— START OF TASK MATERIAL —
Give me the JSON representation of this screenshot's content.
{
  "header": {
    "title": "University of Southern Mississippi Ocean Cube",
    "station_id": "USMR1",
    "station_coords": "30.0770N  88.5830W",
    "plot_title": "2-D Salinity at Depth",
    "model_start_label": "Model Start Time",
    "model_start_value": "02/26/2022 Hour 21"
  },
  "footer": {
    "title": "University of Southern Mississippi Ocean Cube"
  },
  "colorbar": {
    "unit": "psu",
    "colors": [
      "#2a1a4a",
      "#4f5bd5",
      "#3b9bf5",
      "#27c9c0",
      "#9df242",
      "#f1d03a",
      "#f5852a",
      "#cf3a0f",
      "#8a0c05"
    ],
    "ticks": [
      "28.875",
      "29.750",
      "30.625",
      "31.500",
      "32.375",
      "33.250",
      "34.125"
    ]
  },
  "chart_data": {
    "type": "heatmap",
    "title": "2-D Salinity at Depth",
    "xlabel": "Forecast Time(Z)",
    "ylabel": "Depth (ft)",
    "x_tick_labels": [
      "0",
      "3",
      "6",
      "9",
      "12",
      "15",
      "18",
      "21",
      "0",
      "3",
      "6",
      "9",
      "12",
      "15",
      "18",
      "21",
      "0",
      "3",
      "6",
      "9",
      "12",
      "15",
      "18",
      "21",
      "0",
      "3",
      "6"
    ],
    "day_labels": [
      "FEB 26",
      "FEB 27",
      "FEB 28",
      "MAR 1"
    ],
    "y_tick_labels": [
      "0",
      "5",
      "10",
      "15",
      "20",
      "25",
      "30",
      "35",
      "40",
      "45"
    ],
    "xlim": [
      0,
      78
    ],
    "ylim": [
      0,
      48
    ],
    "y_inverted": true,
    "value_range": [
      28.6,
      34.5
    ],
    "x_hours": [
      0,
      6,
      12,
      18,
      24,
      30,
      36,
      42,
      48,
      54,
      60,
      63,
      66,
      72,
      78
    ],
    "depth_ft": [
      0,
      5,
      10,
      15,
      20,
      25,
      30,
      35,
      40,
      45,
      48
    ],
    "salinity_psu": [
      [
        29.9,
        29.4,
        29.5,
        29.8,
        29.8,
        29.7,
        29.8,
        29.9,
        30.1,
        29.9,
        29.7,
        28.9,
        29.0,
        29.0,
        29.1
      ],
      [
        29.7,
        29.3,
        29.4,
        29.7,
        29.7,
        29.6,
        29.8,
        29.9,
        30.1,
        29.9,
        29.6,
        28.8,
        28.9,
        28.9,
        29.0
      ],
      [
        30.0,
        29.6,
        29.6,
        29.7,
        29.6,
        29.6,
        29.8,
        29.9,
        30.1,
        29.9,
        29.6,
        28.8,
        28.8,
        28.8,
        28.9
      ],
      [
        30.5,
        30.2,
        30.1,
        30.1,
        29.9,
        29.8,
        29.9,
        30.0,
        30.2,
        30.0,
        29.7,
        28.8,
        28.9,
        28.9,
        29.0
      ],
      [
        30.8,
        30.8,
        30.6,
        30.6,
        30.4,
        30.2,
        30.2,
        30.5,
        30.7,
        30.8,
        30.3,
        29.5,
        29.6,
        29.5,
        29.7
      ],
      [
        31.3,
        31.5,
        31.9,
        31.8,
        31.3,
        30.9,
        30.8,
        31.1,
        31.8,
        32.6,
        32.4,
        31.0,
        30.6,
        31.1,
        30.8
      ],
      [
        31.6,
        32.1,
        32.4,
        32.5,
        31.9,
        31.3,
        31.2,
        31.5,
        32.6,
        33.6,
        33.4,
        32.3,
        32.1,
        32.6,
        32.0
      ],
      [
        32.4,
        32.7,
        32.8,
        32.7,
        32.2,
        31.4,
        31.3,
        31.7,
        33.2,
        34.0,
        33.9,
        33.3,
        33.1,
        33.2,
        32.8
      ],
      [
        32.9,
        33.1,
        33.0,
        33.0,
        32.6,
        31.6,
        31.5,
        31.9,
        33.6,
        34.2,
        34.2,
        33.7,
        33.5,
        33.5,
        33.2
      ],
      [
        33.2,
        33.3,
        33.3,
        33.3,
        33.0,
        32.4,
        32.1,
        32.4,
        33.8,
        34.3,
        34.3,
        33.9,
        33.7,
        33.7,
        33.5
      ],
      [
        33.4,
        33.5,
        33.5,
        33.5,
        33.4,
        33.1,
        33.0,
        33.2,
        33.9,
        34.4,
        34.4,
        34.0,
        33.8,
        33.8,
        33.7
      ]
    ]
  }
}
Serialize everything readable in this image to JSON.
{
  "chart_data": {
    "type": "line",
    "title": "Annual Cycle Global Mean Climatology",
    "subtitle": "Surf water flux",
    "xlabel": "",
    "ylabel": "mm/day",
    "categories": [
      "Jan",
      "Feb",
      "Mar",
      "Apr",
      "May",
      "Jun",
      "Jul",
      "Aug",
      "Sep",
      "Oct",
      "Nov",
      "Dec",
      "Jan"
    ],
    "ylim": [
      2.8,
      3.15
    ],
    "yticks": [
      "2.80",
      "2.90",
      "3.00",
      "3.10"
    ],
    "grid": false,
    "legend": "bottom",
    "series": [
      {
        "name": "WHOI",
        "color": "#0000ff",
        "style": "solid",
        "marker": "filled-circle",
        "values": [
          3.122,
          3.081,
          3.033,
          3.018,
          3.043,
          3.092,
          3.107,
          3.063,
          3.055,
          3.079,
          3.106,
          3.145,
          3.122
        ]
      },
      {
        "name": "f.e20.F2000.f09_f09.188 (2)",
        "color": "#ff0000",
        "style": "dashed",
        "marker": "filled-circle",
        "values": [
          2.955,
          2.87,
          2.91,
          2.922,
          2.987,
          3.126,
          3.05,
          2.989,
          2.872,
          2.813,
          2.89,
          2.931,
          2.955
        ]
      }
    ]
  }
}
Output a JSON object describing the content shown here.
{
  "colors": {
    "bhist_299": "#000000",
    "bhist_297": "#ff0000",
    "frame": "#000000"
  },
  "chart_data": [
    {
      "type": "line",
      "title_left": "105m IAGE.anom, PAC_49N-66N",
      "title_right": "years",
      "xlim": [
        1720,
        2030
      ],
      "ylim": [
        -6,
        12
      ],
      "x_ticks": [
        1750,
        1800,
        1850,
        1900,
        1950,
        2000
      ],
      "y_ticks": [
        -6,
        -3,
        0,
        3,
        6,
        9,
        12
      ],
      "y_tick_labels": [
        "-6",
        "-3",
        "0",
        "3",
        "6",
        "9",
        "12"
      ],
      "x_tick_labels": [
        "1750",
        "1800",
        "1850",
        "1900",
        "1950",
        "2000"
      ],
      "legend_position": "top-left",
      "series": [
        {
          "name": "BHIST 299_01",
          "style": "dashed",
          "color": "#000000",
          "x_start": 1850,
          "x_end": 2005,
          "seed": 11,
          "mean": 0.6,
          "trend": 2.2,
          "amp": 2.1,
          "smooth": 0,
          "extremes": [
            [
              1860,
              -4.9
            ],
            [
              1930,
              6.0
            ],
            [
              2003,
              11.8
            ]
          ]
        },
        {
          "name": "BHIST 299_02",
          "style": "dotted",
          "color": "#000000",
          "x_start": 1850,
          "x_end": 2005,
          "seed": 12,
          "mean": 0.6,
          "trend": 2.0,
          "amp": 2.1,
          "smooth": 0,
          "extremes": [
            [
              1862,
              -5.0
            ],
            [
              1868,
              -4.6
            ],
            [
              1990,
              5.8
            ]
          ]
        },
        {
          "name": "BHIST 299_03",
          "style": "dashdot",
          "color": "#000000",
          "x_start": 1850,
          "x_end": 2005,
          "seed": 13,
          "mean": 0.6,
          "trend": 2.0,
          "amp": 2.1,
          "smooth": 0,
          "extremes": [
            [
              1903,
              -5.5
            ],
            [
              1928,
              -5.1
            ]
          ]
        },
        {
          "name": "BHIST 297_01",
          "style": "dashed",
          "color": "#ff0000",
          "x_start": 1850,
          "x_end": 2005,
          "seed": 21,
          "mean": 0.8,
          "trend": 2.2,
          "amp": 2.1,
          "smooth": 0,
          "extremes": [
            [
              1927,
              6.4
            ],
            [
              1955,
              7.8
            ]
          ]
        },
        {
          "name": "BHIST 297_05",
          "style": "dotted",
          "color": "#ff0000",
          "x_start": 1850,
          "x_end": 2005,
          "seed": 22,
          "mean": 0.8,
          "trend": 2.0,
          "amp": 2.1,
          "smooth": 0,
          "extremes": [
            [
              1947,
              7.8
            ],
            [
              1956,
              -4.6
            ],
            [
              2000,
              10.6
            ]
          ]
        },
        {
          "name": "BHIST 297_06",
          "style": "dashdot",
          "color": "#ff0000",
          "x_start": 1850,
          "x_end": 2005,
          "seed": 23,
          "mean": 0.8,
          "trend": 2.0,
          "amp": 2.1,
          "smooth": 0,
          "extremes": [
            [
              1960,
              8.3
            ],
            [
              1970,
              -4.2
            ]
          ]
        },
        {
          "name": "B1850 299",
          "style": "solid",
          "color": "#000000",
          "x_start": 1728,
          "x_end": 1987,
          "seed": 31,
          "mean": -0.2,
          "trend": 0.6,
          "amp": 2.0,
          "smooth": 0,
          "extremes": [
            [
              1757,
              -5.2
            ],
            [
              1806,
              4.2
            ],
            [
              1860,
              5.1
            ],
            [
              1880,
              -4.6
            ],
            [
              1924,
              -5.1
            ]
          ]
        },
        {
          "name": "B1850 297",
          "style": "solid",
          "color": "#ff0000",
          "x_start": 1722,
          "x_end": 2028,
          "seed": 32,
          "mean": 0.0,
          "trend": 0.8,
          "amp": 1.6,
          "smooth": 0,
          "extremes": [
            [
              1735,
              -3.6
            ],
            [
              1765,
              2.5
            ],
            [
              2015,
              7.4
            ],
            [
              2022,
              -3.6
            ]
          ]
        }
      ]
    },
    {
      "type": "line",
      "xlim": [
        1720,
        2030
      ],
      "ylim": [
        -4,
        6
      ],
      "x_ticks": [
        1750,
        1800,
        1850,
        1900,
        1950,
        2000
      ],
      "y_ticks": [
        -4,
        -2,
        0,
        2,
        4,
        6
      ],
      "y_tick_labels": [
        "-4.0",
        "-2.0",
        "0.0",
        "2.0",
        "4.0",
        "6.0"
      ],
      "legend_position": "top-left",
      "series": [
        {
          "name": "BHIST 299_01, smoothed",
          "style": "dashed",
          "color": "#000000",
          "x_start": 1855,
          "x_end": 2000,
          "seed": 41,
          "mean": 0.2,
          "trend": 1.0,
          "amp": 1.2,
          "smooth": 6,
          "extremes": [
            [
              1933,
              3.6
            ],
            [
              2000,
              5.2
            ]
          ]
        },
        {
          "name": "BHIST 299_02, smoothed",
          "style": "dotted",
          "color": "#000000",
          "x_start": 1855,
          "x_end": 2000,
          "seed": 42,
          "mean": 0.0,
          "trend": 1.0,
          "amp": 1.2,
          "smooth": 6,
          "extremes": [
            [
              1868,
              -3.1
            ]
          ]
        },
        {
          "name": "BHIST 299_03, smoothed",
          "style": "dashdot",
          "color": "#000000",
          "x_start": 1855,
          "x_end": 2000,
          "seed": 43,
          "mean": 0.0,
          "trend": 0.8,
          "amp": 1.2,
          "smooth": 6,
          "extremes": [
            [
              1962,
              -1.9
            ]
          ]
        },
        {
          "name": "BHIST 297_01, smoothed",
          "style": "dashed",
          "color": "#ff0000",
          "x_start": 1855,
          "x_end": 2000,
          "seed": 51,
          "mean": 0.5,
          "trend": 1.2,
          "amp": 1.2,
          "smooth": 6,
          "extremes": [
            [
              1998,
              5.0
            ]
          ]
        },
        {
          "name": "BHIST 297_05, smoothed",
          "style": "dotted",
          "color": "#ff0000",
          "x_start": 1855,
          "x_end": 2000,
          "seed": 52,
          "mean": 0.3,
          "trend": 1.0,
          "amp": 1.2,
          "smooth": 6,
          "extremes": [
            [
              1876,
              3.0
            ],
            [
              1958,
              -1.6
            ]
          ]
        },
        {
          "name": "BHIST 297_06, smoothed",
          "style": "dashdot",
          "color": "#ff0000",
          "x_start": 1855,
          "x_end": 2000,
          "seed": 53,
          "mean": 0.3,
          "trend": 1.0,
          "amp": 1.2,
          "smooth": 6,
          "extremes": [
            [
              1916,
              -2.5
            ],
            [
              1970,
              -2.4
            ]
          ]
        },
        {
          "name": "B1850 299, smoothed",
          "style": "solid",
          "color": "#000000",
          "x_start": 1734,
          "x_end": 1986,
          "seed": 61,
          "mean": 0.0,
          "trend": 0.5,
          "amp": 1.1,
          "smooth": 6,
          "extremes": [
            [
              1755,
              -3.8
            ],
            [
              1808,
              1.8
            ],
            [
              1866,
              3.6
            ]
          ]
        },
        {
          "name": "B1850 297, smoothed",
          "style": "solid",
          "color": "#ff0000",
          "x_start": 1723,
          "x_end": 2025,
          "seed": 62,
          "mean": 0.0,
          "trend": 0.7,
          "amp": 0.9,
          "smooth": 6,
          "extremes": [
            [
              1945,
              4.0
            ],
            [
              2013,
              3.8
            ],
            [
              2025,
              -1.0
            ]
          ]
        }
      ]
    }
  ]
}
— END OF TASK MATERIAL —
## TO BE DONE
Report only a number: how many lines in the material above contain the string "Cube".

## RESULT OF THE TASK
2